(Task): Pull every line that includes the word "group" from the data.

Records from a data collection

------------

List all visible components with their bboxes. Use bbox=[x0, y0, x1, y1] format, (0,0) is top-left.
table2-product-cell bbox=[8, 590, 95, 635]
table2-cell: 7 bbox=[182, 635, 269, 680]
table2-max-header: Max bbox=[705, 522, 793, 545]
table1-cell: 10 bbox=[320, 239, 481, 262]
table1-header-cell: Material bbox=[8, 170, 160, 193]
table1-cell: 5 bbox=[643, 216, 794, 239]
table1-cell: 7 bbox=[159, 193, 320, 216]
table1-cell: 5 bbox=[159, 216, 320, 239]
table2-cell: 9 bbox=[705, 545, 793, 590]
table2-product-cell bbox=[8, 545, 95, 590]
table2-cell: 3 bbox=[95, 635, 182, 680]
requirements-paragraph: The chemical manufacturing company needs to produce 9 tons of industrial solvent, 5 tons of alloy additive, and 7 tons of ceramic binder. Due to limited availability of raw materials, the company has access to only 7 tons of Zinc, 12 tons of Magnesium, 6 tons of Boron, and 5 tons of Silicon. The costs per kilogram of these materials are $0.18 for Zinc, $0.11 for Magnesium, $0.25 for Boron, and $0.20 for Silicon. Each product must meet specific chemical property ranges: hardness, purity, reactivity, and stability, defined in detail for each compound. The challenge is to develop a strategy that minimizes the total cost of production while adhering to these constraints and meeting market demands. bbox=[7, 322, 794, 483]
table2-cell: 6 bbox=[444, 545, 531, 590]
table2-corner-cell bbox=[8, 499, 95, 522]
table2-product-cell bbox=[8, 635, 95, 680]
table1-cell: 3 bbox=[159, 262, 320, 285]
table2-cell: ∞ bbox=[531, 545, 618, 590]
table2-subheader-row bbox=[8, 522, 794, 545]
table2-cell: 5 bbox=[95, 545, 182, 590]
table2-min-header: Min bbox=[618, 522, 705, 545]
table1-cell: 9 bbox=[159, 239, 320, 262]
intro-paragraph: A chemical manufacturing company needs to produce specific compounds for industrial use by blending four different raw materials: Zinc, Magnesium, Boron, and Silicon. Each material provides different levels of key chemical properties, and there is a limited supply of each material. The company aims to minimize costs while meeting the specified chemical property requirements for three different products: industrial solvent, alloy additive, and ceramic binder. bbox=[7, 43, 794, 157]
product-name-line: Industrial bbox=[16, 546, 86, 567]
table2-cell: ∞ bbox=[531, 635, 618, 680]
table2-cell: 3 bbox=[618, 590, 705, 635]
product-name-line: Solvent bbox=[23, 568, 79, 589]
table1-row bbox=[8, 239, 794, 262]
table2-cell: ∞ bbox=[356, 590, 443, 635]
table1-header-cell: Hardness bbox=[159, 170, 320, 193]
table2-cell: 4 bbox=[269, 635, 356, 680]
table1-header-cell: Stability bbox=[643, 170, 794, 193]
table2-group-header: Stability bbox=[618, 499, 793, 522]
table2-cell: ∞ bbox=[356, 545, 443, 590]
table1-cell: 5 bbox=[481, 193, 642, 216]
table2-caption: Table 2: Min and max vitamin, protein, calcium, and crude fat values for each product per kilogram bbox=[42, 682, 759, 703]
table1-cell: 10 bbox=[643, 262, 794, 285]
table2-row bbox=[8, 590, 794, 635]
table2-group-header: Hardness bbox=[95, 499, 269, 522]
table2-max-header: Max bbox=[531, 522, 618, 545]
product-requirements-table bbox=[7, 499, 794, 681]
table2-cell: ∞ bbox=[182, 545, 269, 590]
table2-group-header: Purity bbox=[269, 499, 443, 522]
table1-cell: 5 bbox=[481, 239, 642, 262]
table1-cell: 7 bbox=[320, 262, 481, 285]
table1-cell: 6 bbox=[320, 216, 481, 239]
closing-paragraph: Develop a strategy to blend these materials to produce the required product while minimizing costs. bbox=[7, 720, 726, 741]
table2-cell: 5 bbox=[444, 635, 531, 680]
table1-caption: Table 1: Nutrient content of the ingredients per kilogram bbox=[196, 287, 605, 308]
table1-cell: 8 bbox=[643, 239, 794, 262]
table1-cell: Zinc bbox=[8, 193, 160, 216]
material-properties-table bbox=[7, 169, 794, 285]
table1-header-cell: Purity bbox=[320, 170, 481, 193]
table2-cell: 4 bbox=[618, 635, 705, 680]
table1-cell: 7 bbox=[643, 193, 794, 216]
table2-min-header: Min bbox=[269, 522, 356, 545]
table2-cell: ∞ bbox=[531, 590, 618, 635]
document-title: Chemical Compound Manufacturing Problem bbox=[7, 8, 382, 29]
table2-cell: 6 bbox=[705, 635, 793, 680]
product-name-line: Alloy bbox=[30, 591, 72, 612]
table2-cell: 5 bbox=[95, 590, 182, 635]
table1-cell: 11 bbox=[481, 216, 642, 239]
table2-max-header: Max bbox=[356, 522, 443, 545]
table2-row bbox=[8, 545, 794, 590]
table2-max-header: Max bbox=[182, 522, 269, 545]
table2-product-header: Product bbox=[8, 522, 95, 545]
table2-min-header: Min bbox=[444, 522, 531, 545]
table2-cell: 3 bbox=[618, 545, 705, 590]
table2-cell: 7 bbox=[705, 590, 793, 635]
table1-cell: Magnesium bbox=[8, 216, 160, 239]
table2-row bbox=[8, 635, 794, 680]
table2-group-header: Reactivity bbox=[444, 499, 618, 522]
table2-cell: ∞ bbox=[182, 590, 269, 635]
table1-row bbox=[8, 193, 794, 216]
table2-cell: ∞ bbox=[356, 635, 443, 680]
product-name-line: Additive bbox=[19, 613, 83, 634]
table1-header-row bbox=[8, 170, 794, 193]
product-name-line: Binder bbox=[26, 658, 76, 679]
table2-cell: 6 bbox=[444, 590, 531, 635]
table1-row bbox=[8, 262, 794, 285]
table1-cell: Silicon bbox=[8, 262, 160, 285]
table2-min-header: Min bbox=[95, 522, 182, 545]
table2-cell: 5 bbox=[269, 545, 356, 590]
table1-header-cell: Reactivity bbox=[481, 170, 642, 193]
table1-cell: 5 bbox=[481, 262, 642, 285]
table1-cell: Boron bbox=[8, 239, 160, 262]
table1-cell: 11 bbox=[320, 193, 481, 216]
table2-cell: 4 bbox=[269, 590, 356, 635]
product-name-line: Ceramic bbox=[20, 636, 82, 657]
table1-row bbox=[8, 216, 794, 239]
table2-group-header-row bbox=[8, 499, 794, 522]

------------

(Solved problem):
table2-group-header: Stability bbox=[618, 499, 793, 522]
table2-group-header: Hardness bbox=[95, 499, 269, 522]
table2-group-header: Purity bbox=[269, 499, 443, 522]
table2-group-header: Reactivity bbox=[444, 499, 618, 522]
table2-group-header-row bbox=[8, 499, 794, 522]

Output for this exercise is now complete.